>> BEGIN

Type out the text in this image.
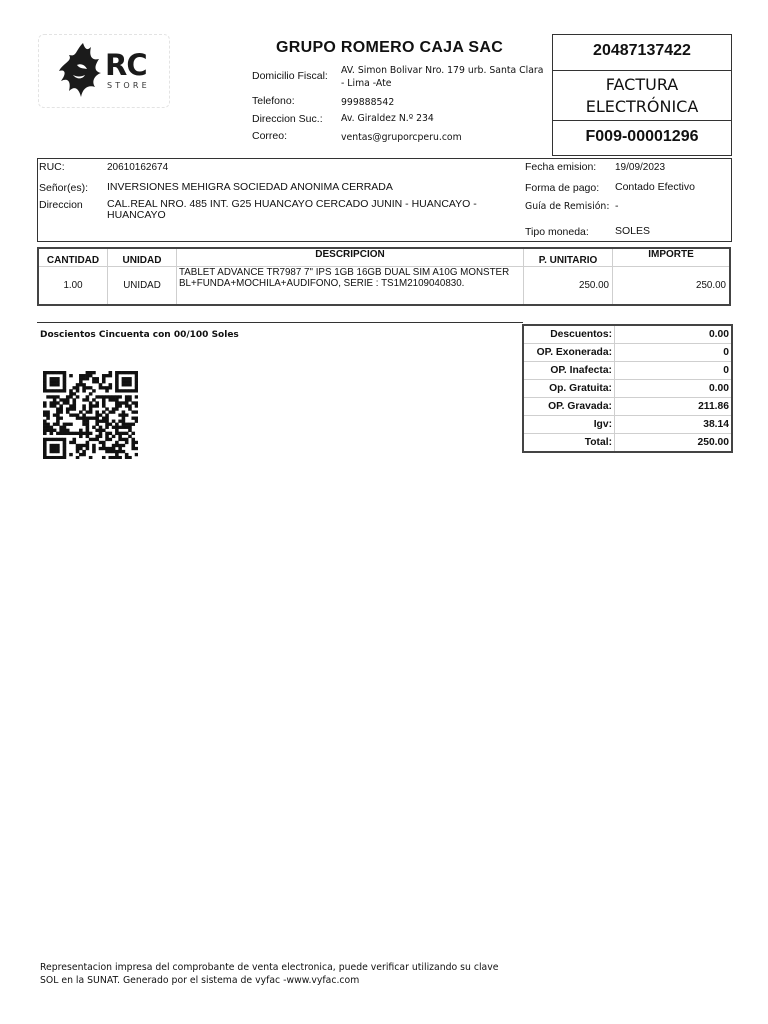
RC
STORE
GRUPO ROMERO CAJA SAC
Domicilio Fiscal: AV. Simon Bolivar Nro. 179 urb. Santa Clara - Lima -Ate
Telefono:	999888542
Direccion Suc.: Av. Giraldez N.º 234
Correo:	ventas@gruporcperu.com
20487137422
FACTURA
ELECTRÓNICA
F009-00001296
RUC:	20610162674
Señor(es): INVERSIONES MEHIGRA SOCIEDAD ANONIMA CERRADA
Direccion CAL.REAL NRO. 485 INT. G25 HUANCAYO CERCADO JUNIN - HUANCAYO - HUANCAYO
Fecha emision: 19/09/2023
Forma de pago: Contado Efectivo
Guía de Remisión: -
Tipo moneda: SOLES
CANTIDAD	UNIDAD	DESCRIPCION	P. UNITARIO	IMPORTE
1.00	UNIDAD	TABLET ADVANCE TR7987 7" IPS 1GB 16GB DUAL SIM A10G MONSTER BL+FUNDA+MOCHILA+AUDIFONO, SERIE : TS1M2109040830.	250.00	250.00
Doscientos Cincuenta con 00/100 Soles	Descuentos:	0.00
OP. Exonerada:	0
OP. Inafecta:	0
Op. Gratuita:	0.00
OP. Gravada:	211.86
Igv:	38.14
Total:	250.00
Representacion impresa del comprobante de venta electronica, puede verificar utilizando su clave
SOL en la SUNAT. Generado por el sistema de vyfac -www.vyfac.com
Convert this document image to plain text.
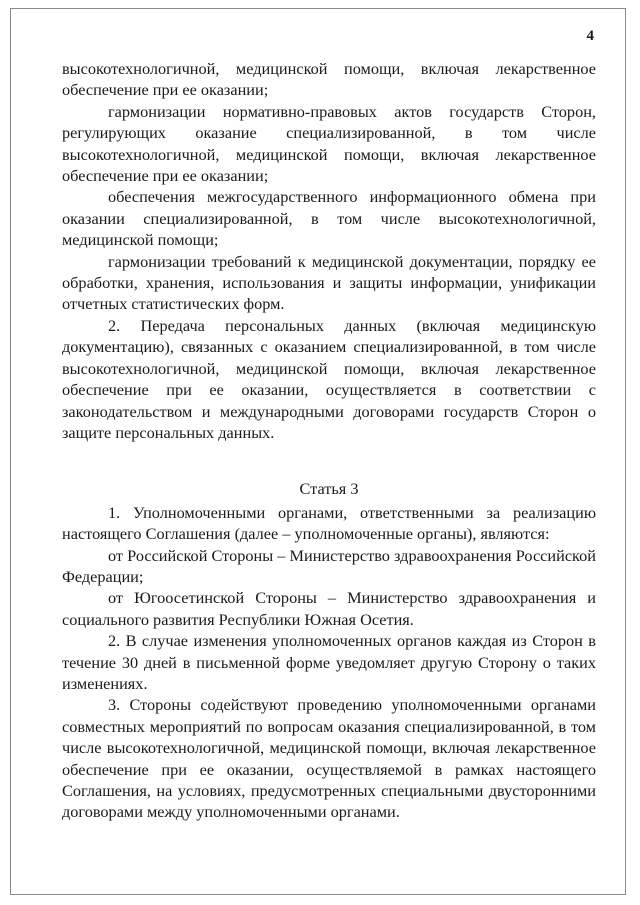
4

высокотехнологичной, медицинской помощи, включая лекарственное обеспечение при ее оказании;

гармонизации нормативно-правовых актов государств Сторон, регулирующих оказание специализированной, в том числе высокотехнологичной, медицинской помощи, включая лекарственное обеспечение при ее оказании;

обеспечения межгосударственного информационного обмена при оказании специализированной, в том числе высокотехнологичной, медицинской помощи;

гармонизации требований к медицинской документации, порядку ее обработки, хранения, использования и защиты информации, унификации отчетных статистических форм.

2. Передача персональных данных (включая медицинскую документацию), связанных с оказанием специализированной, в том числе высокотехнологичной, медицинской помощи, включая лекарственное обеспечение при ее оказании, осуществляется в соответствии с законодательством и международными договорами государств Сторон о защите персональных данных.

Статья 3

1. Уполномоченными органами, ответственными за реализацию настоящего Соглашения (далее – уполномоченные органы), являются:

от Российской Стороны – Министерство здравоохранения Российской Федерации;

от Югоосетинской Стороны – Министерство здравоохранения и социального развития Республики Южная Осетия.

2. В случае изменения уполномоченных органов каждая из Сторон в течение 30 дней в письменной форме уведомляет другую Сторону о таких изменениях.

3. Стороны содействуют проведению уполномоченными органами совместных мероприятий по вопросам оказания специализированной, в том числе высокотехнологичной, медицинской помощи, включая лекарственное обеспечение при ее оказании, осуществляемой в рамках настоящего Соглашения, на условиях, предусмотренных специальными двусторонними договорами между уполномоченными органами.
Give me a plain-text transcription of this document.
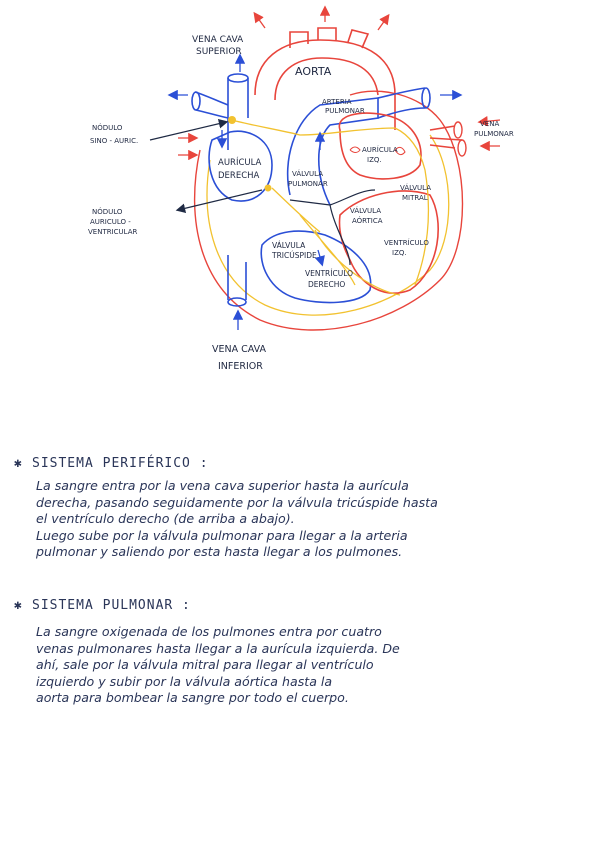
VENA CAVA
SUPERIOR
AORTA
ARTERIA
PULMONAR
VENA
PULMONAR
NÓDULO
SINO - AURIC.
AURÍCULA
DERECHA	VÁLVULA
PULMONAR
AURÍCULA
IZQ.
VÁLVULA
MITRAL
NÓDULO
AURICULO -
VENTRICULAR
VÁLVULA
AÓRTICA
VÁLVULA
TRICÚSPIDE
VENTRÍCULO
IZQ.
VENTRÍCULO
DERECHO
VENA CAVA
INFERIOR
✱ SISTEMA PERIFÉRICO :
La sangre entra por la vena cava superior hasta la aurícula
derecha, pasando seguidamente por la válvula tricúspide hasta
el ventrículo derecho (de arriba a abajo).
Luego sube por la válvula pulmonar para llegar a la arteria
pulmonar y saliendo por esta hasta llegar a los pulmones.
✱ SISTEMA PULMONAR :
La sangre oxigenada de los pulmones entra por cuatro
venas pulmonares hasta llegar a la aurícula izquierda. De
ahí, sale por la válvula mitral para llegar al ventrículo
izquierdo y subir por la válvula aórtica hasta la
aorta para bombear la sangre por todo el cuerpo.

>> END

Challenge:
Show the lines of the data that hold the word "text".

Response below:
Type out the text in this image.
Convert this document image to plain text.
Give me a plain-text transcription of this document.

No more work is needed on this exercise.